=== Provided information ===
────────────────────

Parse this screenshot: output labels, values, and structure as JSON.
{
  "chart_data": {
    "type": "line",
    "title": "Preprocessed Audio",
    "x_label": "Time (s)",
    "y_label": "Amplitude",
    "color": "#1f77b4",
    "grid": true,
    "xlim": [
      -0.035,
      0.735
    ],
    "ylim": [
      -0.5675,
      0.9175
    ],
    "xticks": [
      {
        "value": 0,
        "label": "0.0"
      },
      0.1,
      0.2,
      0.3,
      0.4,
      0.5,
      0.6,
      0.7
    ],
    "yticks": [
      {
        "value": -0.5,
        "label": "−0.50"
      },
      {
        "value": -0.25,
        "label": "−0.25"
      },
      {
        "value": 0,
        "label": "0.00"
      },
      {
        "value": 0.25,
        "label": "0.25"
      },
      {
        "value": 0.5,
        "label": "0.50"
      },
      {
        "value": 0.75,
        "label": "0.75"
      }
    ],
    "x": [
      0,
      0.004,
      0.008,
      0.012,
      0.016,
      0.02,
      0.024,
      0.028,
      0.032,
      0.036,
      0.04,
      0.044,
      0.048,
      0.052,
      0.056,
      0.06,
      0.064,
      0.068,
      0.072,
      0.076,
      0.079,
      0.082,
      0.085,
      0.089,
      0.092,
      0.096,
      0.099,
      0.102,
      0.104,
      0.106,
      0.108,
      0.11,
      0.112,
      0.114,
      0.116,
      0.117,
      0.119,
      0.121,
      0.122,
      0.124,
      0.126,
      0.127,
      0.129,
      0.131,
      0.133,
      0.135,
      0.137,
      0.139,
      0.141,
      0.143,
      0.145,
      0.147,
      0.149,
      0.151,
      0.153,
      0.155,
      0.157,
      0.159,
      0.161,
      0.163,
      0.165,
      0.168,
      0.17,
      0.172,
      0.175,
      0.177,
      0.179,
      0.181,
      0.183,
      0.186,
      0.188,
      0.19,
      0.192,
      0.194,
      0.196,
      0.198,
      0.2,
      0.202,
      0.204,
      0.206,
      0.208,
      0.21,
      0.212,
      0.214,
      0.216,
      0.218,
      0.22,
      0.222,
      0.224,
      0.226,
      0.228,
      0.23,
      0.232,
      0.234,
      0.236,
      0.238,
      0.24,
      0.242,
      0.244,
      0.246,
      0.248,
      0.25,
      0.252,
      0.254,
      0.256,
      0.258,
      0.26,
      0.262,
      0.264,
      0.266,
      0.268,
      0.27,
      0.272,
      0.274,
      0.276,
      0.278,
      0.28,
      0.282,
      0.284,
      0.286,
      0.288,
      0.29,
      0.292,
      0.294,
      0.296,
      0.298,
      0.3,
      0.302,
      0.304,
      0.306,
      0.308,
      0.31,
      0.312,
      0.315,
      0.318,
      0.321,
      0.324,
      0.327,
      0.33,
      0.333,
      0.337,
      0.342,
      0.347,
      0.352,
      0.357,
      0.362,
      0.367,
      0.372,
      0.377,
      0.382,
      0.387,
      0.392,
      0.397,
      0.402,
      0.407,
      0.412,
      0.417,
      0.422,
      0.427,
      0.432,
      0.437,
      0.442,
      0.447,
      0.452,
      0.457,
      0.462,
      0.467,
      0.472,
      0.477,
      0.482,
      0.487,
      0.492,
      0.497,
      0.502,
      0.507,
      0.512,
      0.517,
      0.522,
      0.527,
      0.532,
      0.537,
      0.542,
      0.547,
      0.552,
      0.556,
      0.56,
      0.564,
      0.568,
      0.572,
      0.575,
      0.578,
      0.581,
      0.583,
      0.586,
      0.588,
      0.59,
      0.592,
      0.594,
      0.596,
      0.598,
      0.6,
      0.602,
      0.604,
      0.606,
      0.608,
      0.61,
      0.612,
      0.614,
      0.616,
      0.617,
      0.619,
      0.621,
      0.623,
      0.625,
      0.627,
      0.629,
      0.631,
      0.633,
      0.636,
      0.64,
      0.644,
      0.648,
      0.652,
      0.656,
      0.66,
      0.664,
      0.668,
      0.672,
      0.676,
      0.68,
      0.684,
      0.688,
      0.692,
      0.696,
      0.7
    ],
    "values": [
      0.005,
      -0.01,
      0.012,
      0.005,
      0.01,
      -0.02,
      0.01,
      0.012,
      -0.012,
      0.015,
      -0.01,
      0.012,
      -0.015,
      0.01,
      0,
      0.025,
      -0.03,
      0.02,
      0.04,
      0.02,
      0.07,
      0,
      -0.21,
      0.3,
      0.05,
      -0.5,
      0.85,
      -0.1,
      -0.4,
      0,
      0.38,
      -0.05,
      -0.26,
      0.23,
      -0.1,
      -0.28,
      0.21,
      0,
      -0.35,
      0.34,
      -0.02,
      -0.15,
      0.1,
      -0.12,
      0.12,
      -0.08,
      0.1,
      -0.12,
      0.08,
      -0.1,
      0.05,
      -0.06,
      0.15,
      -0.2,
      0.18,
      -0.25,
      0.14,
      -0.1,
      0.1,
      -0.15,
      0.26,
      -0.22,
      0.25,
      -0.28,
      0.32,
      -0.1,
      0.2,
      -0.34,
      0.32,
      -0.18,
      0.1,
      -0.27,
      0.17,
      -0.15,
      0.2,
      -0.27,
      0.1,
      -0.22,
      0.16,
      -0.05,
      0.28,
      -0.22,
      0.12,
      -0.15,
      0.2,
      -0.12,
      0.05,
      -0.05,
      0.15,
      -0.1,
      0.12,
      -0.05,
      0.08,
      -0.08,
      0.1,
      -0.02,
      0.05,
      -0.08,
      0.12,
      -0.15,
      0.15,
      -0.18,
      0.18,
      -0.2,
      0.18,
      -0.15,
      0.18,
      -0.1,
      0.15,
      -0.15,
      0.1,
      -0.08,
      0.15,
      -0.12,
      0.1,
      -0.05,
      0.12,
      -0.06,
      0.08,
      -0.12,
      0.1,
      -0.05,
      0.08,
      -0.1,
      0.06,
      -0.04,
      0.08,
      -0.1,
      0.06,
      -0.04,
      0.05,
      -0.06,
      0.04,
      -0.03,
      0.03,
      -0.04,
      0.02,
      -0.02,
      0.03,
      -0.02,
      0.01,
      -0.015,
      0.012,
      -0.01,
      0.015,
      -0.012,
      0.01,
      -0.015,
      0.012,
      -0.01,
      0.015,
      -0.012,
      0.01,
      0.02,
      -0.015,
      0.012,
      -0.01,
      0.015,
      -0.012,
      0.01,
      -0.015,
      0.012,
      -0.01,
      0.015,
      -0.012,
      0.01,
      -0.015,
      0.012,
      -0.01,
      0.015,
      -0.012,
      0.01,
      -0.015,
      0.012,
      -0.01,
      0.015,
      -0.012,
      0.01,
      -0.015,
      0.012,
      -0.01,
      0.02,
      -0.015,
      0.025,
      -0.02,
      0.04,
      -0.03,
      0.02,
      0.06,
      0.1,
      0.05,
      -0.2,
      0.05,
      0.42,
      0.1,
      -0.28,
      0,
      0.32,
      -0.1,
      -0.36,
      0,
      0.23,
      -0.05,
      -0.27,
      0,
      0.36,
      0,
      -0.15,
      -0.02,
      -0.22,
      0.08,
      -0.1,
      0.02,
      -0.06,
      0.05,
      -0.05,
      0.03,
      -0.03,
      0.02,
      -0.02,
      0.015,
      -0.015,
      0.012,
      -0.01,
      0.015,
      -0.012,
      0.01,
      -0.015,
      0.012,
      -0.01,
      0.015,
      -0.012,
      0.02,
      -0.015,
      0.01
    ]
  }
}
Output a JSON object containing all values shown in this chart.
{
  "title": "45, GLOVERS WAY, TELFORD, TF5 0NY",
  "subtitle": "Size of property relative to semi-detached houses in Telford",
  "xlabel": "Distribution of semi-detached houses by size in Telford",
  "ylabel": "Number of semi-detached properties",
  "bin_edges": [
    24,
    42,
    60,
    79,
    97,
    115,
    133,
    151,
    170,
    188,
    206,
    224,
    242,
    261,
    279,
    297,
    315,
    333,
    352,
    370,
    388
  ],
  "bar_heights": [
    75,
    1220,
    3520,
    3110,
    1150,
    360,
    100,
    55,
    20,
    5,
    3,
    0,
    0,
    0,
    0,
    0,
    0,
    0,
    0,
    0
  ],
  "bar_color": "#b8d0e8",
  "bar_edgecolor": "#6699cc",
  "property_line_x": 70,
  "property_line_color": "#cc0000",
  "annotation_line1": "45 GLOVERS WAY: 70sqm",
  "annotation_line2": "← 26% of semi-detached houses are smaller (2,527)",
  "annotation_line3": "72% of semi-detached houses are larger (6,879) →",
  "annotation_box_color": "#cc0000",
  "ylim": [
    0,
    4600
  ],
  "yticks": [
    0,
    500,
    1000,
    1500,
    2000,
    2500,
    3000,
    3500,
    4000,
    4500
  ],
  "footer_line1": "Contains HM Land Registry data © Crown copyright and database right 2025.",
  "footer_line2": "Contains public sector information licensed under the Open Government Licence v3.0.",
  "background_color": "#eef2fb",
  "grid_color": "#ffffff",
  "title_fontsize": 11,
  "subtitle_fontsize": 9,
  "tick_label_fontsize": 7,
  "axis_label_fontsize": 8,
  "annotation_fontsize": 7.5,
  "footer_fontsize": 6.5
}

────────────────────

=== Work instructions ===
Lines containing the string "Contains" are to be selected and copied.

=== Response ===
  "footer_line1": "Contains HM Land Registry data © Crown copyright and database right 2025.",
  "footer_line2": "Contains public sector information licensed under the Open Government Licence v3.0.",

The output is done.